▶ _YOUR INSTRUCTIONS_: Below are the records; pull every line that includes "right".

── DATASET ENTRIES ──

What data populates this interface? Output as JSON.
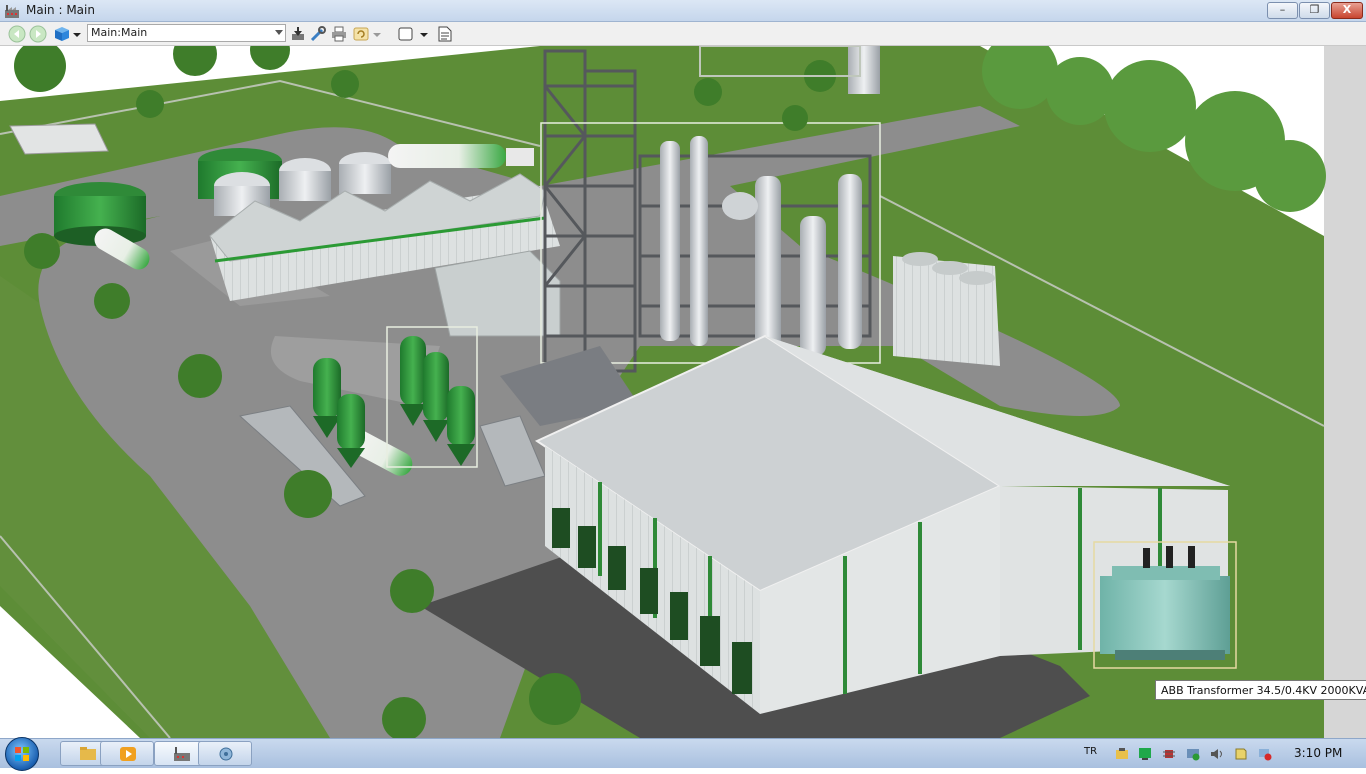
{
  "window": {
    "title": "Main : Main",
    "minimize_symbol": "–",
    "restore_symbol": "❐",
    "close_symbol": "X"
  },
  "toolbar": {
    "address_value": "Main:Main",
    "icons": [
      "back-icon",
      "forward-icon",
      "cube-icon",
      "save-icon",
      "tools-icon",
      "print-icon",
      "refresh-icon",
      "window-icon",
      "document-icon"
    ]
  },
  "scene": {
    "tooltip": "ABB Transformer 34.5/0.4KV 2000KVA"
  },
  "taskbar": {
    "language": "TR",
    "clock": "3:10 PM",
    "apps": [
      "explorer-icon",
      "media-player-icon",
      "factory-app-icon",
      "network-app-icon"
    ]
  },
  "colors": {
    "grass": "#5e8f3a",
    "road": "#8c8c8c",
    "accent_green": "#2e9a3a",
    "building_white": "#e9ecec",
    "steel": "#6d7075"
  }
}
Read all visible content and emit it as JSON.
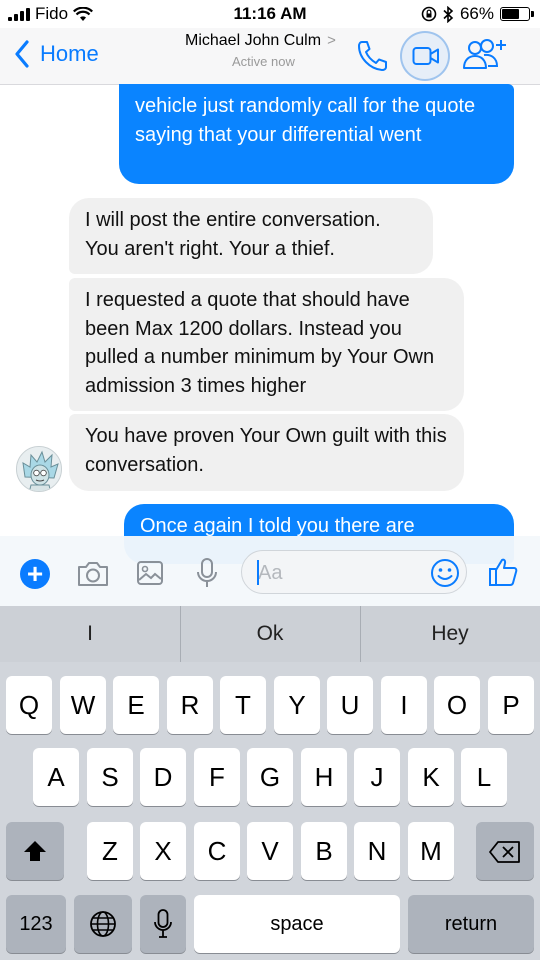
{
  "status_bar": {
    "carrier": "Fido",
    "time": "11:16 AM",
    "battery": "66%",
    "battery_level": 0.66
  },
  "nav": {
    "back_label": "Home",
    "contact_name": "Michael John Culm",
    "contact_status": "Active now",
    "icons": [
      "chevron-left-icon",
      "phone-icon",
      "video-icon",
      "add-people-icon"
    ]
  },
  "messages": [
    {
      "side": "out",
      "text": "vehicle just randomly call for the quote saying that your differential went"
    },
    {
      "side": "in",
      "text": "I will post the entire conversation. You aren't right. Your a thief."
    },
    {
      "side": "in",
      "text": "I requested a quote that should have been Max 1200 dollars. Instead you pulled a number minimum by Your Own admission 3 times higher"
    },
    {
      "side": "in",
      "text": "You have proven Your Own guilt with this conversation."
    },
    {
      "side": "out",
      "text": "Once again I told you there are"
    }
  ],
  "composer": {
    "placeholder": "Aa",
    "icons": [
      "plus-icon",
      "camera-icon",
      "image-icon",
      "mic-icon",
      "emoji-icon",
      "thumbs-up-icon"
    ]
  },
  "keyboard": {
    "suggestions": [
      "I",
      "Ok",
      "Hey"
    ],
    "row1": [
      "Q",
      "W",
      "E",
      "R",
      "T",
      "Y",
      "U",
      "I",
      "O",
      "P"
    ],
    "row2": [
      "A",
      "S",
      "D",
      "F",
      "G",
      "H",
      "J",
      "K",
      "L"
    ],
    "row3": [
      "Z",
      "X",
      "C",
      "V",
      "B",
      "N",
      "M"
    ],
    "numbers_key": "123",
    "space_key": "space",
    "return_key": "return"
  },
  "colors": {
    "accent": "#0a7cff",
    "outgoing_bubble": "#0a84ff",
    "incoming_bubble": "#f0f0f0",
    "keyboard_bg": "#d1d5db"
  }
}
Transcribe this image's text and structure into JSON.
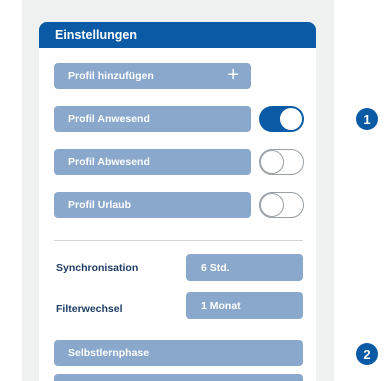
{
  "settings": {
    "title": "Einstellungen",
    "add_profile": {
      "label": "Profil hinzufügen",
      "icon": "plus-icon"
    },
    "profiles": [
      {
        "label": "Profil Anwesend",
        "enabled": true
      },
      {
        "label": "Profil Abwesend",
        "enabled": false
      },
      {
        "label": "Profil Urlaub",
        "enabled": false
      }
    ],
    "sync": {
      "label": "Synchronisation",
      "value": "6 Std."
    },
    "filter": {
      "label": "Filterwechsel",
      "value": "1 Monat"
    },
    "learning_phase": {
      "label": "Selbstlernphase"
    }
  },
  "callouts": [
    "1",
    "2"
  ],
  "colors": {
    "header_blue": "#0a5aa6",
    "pill_blue": "#8aa7cc",
    "label_navy": "#1e3e66",
    "background_grey": "#eff0f0"
  }
}
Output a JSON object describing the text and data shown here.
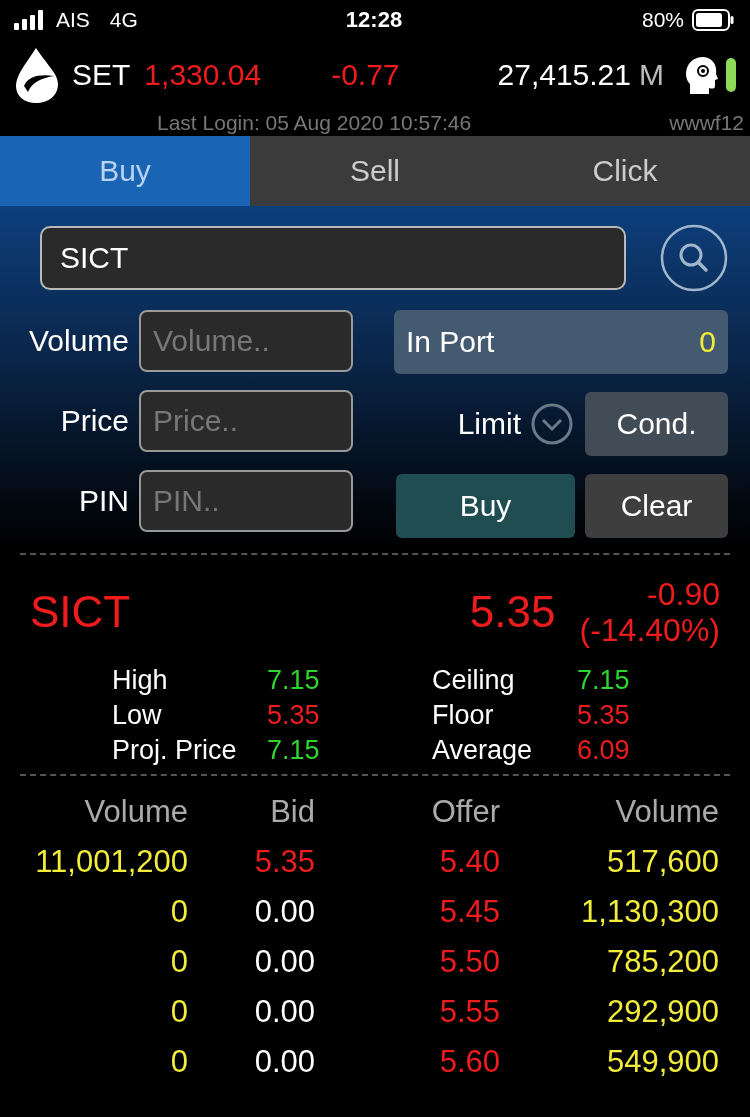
{
  "status_bar": {
    "carrier": "AIS",
    "network": "4G",
    "time": "12:28",
    "battery": "80%"
  },
  "header": {
    "index_name": "SET",
    "index_value": "1,330.04",
    "change": "-0.77",
    "value": "27,415.21",
    "unit": "M",
    "last_login": "Last Login: 05 Aug 2020 10:57:46",
    "user": "wwwf12"
  },
  "tabs": [
    {
      "label": "Buy",
      "selected": true
    },
    {
      "label": "Sell",
      "selected": false
    },
    {
      "label": "Click",
      "selected": false
    }
  ],
  "symbol_field": {
    "value": "SICT"
  },
  "form": {
    "fields": [
      {
        "label": "Volume",
        "placeholder": "Volume.."
      },
      {
        "label": "Price",
        "placeholder": "Price.."
      },
      {
        "label": "PIN",
        "placeholder": "PIN.."
      }
    ],
    "in_port": {
      "label": "In Port",
      "value": "0"
    },
    "order_type": "Limit",
    "cond_button": "Cond.",
    "buy_button": "Buy",
    "clear_button": "Clear"
  },
  "quote": {
    "symbol": "SICT",
    "price": "5.35",
    "change": "-0.90",
    "percent": "(-14.40%)"
  },
  "stats": [
    {
      "label": "High",
      "value": "7.15",
      "color": "#2fd62f"
    },
    {
      "label": "Ceiling",
      "value": "7.15",
      "color": "#2fd62f"
    },
    {
      "label": "Low",
      "value": "5.35",
      "color": "#ee1c1c"
    },
    {
      "label": "Floor",
      "value": "5.35",
      "color": "#ee1c1c"
    },
    {
      "label": "Proj. Price",
      "value": "7.15",
      "color": "#2fd62f"
    },
    {
      "label": "Average",
      "value": "6.09",
      "color": "#ee1c1c"
    }
  ],
  "order_book": {
    "columns": [
      "Volume",
      "Bid",
      "Offer",
      "Volume"
    ],
    "rows": [
      [
        {
          "text": "11,001,200",
          "color": "#f2ec3a"
        },
        {
          "text": "5.35",
          "color": "#ee1c1c"
        },
        {
          "text": "5.40",
          "color": "#ee1c1c"
        },
        {
          "text": "517,600",
          "color": "#f2ec3a"
        }
      ],
      [
        {
          "text": "0",
          "color": "#f2ec3a"
        },
        {
          "text": "0.00",
          "color": "#ffffff"
        },
        {
          "text": "5.45",
          "color": "#ee1c1c"
        },
        {
          "text": "1,130,300",
          "color": "#f2ec3a"
        }
      ],
      [
        {
          "text": "0",
          "color": "#f2ec3a"
        },
        {
          "text": "0.00",
          "color": "#ffffff"
        },
        {
          "text": "5.50",
          "color": "#ee1c1c"
        },
        {
          "text": "785,200",
          "color": "#f2ec3a"
        }
      ],
      [
        {
          "text": "0",
          "color": "#f2ec3a"
        },
        {
          "text": "0.00",
          "color": "#ffffff"
        },
        {
          "text": "5.55",
          "color": "#ee1c1c"
        },
        {
          "text": "292,900",
          "color": "#f2ec3a"
        }
      ],
      [
        {
          "text": "0",
          "color": "#f2ec3a"
        },
        {
          "text": "0.00",
          "color": "#ffffff"
        },
        {
          "text": "5.60",
          "color": "#ee1c1c"
        },
        {
          "text": "549,900",
          "color": "#f2ec3a"
        }
      ]
    ]
  }
}
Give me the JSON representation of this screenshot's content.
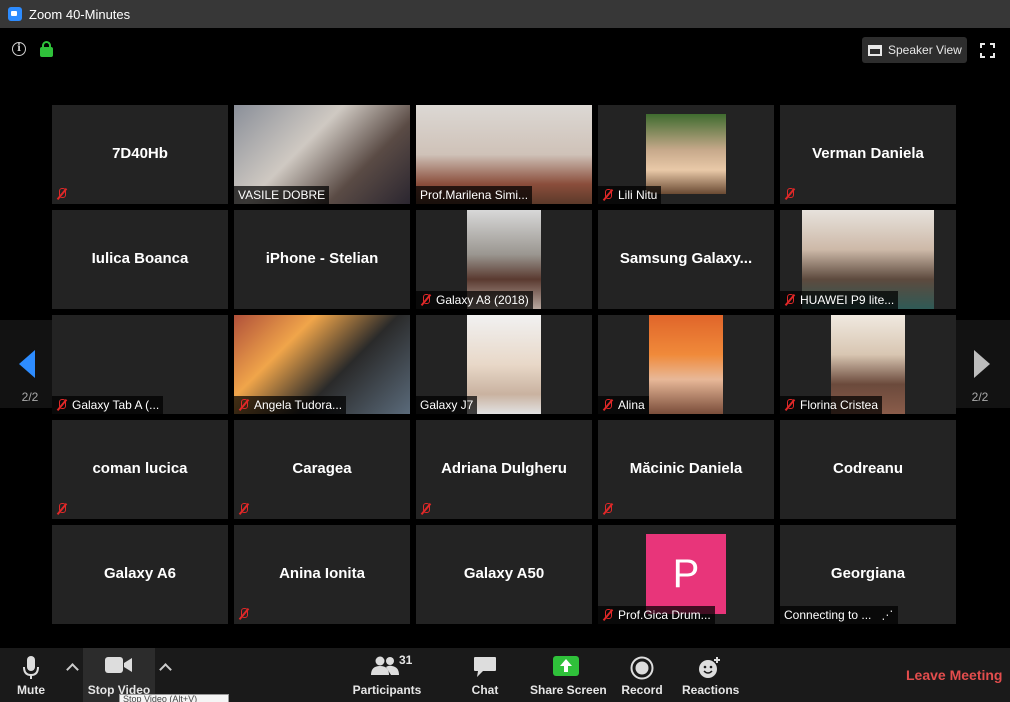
{
  "window": {
    "title": "Zoom 40-Minutes"
  },
  "header": {
    "speaker_view_label": "Speaker View"
  },
  "paging": {
    "left": "2/2",
    "right": "2/2"
  },
  "tiles": [
    {
      "name": "7D40Hb",
      "label": "",
      "muted": true,
      "video": false
    },
    {
      "name": "",
      "label": "VASILE DOBRE",
      "muted": false,
      "video": true
    },
    {
      "name": "",
      "label": "Prof.Marilena Simi...",
      "muted": false,
      "video": true
    },
    {
      "name": "",
      "label": "Lili Nitu",
      "muted": true,
      "video": true
    },
    {
      "name": "Verman Daniela",
      "label": "",
      "muted": true,
      "video": false
    },
    {
      "name": "Iulica Boanca",
      "label": "",
      "muted": false,
      "video": false
    },
    {
      "name": "iPhone - Stelian",
      "label": "",
      "muted": false,
      "video": false
    },
    {
      "name": "",
      "label": "Galaxy A8 (2018)",
      "muted": true,
      "video": true
    },
    {
      "name": "Samsung  Galaxy...",
      "label": "",
      "muted": false,
      "video": false
    },
    {
      "name": "",
      "label": "HUAWEI P9 lite...",
      "muted": true,
      "video": true
    },
    {
      "name": "",
      "label": "Galaxy Tab A (...",
      "muted": true,
      "video": false
    },
    {
      "name": "",
      "label": "Angela Tudora...",
      "muted": true,
      "video": true
    },
    {
      "name": "",
      "label": "Galaxy J7",
      "muted": false,
      "video": true
    },
    {
      "name": "",
      "label": "Alina",
      "muted": true,
      "video": true
    },
    {
      "name": "",
      "label": "Florina Cristea",
      "muted": true,
      "video": true
    },
    {
      "name": "coman lucica",
      "label": "",
      "muted": true,
      "video": false
    },
    {
      "name": "Caragea",
      "label": "",
      "muted": true,
      "video": false
    },
    {
      "name": "Adriana Dulgheru",
      "label": "",
      "muted": true,
      "video": false
    },
    {
      "name": "Măcinic Daniela",
      "label": "",
      "muted": true,
      "video": false
    },
    {
      "name": "Codreanu",
      "label": "",
      "muted": false,
      "video": false
    },
    {
      "name": "Galaxy A6",
      "label": "",
      "muted": false,
      "video": false
    },
    {
      "name": "Anina Ionita",
      "label": "",
      "muted": true,
      "video": false
    },
    {
      "name": "Galaxy A50",
      "label": "",
      "muted": false,
      "video": false
    },
    {
      "name": "",
      "label": "Prof.Gica Drum...",
      "muted": true,
      "video": false,
      "avatar_letter": "P"
    },
    {
      "name": "Georgiana",
      "label": "Connecting to ...",
      "muted": false,
      "video": false
    }
  ],
  "avatar_color": "#e8357a",
  "toolbar": {
    "mute": "Mute",
    "stop_video": "Stop Video",
    "participants": "Participants",
    "participants_count": "31",
    "chat": "Chat",
    "share_screen": "Share Screen",
    "record": "Record",
    "reactions": "Reactions",
    "leave": "Leave Meeting",
    "tooltip": "Stop Video (Alt+V)"
  },
  "colors": {
    "accent": "#2d8cff",
    "share": "#2fc13a",
    "leave": "#e34d4d",
    "muted": "#e02828"
  }
}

───

▶ _RESULT OF THE TASK_:
      "text": "I will post the entire conversation. You aren't right. Your a thief."
    "right": "2/2"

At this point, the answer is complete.